Given exercise:
Check every line below for the word "くるみ西幼稚園" and copy the ones that have it.
--- Start ---
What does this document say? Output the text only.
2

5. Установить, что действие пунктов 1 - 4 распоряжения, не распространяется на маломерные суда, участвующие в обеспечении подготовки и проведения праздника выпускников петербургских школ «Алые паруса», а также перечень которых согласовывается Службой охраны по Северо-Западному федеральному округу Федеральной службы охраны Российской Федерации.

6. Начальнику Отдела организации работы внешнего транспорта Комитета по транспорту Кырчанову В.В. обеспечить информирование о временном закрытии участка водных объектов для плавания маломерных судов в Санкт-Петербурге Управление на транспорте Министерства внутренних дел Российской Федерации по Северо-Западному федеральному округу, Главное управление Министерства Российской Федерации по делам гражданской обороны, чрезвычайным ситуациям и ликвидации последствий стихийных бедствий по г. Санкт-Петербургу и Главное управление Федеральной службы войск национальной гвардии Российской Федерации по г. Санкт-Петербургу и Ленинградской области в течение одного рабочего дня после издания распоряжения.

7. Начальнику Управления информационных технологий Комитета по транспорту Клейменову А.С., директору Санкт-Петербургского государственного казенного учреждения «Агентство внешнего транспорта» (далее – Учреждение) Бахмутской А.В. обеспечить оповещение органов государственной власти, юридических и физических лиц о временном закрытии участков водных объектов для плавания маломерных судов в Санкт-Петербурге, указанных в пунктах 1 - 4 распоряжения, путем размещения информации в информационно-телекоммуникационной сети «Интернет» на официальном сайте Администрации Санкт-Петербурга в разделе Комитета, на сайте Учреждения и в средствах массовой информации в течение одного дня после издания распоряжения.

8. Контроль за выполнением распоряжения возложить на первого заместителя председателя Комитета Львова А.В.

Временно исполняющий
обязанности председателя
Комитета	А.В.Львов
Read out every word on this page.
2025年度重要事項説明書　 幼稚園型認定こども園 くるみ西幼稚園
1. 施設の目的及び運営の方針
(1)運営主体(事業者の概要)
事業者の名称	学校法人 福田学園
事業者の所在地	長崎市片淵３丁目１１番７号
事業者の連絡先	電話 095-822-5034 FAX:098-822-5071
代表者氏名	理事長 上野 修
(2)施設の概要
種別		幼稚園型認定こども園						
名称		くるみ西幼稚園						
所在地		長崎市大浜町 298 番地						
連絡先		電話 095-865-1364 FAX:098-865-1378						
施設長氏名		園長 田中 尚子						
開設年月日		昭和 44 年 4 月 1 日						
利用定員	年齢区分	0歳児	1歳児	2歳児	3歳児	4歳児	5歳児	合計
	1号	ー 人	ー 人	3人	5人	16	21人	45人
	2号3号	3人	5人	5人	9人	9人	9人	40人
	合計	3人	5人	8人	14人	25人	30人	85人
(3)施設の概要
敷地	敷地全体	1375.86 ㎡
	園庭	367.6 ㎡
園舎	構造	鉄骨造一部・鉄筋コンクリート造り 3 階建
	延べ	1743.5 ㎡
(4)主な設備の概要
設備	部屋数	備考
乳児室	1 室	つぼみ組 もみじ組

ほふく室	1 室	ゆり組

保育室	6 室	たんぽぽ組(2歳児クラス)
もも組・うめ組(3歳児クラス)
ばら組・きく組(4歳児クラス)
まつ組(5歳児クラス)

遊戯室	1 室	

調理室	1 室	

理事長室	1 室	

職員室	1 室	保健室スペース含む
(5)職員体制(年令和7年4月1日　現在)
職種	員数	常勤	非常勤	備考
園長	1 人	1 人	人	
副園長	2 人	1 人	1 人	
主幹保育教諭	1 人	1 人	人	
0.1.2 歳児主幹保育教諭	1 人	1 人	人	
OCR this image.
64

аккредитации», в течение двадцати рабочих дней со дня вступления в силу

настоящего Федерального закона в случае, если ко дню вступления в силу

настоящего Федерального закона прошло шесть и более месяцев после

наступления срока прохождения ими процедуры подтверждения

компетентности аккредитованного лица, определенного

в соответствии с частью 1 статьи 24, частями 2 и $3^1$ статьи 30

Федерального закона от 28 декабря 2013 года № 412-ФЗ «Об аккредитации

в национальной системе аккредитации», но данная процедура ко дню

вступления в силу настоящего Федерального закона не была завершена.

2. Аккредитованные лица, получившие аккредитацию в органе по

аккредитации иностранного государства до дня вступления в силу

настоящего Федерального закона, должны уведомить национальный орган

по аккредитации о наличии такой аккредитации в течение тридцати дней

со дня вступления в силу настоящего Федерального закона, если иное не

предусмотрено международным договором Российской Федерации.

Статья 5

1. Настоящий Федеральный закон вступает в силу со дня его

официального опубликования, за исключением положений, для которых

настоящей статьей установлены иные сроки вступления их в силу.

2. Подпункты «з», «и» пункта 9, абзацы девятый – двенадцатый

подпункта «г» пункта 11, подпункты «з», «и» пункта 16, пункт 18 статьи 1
--- End ---
Solution to this exercise:
2025年度重要事項説明書　 幼稚園型認定こども園 くるみ西幼稚園
名称		くるみ西幼稚園						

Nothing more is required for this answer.